Problem requirements: Every line of the data must be copied exactly.

Items from a figure collection
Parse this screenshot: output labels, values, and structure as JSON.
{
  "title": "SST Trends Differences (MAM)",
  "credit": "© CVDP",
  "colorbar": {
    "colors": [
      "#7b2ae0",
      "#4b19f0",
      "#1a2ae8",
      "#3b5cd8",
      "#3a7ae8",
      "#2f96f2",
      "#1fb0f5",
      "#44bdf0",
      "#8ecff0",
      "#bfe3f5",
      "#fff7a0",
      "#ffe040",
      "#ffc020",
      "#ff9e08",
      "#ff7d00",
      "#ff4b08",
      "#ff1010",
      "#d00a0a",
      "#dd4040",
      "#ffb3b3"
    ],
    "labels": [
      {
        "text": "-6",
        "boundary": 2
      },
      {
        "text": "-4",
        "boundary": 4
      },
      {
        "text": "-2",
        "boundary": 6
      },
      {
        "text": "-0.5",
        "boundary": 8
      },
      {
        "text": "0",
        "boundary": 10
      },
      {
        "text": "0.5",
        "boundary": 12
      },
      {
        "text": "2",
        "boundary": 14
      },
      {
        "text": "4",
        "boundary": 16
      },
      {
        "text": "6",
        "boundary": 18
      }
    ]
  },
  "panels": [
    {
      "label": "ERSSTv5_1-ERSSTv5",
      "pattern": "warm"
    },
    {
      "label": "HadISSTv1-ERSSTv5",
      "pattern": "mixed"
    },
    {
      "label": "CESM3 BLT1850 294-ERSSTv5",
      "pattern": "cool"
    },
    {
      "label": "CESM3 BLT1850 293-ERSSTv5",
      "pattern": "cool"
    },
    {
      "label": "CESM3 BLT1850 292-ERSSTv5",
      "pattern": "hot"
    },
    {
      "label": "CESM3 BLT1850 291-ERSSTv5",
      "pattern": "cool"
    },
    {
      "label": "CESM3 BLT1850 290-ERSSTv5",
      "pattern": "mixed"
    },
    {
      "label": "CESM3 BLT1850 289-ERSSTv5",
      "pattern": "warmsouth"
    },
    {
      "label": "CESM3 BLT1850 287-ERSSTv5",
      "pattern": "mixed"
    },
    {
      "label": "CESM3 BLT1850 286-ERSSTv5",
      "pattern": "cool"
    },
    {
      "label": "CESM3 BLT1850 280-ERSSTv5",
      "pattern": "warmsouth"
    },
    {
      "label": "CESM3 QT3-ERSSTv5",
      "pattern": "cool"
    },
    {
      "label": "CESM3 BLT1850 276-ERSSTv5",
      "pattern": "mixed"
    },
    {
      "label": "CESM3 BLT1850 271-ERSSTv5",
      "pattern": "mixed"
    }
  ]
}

Correct answer:
Parse this screenshot: output labels, values, and structure as JSON.
{
  "title": "SST Trends Differences (MAM)",
  "credit": "© CVDP",
  "colorbar": {
    "colors": [
      "#7b2ae0",
      "#4b19f0",
      "#1a2ae8",
      "#3b5cd8",
      "#3a7ae8",
      "#2f96f2",
      "#1fb0f5",
      "#44bdf0",
      "#8ecff0",
      "#bfe3f5",
      "#fff7a0",
      "#ffe040",
      "#ffc020",
      "#ff9e08",
      "#ff7d00",
      "#ff4b08",
      "#ff1010",
      "#d00a0a",
      "#dd4040",
      "#ffb3b3"
    ],
    "labels": [
      {
        "text": "-6",
        "boundary": 2
      },
      {
        "text": "-4",
        "boundary": 4
      },
      {
        "text": "-2",
        "boundary": 6
      },
      {
        "text": "-0.5",
        "boundary": 8
      },
      {
        "text": "0",
        "boundary": 10
      },
      {
        "text": "0.5",
        "boundary": 12
      },
      {
        "text": "2",
        "boundary": 14
      },
      {
        "text": "4",
        "boundary": 16
      },
      {
        "text": "6",
        "boundary": 18
      }
    ]
  },
  "panels": [
    {
      "label": "ERSSTv5_1-ERSSTv5",
      "pattern": "warm"
    },
    {
      "label": "HadISSTv1-ERSSTv5",
      "pattern": "mixed"
    },
    {
      "label": "CESM3 BLT1850 294-ERSSTv5",
      "pattern": "cool"
    },
    {
      "label": "CESM3 BLT1850 293-ERSSTv5",
      "pattern": "cool"
    },
    {
      "label": "CESM3 BLT1850 292-ERSSTv5",
      "pattern": "hot"
    },
    {
      "label": "CESM3 BLT1850 291-ERSSTv5",
      "pattern": "cool"
    },
    {
      "label": "CESM3 BLT1850 290-ERSSTv5",
      "pattern": "mixed"
    },
    {
      "label": "CESM3 BLT1850 289-ERSSTv5",
      "pattern": "warmsouth"
    },
    {
      "label": "CESM3 BLT1850 287-ERSSTv5",
      "pattern": "mixed"
    },
    {
      "label": "CESM3 BLT1850 286-ERSSTv5",
      "pattern": "cool"
    },
    {
      "label": "CESM3 BLT1850 280-ERSSTv5",
      "pattern": "warmsouth"
    },
    {
      "label": "CESM3 QT3-ERSSTv5",
      "pattern": "cool"
    },
    {
      "label": "CESM3 BLT1850 276-ERSSTv5",
      "pattern": "mixed"
    },
    {
      "label": "CESM3 BLT1850 271-ERSSTv5",
      "pattern": "mixed"
    }
  ]
}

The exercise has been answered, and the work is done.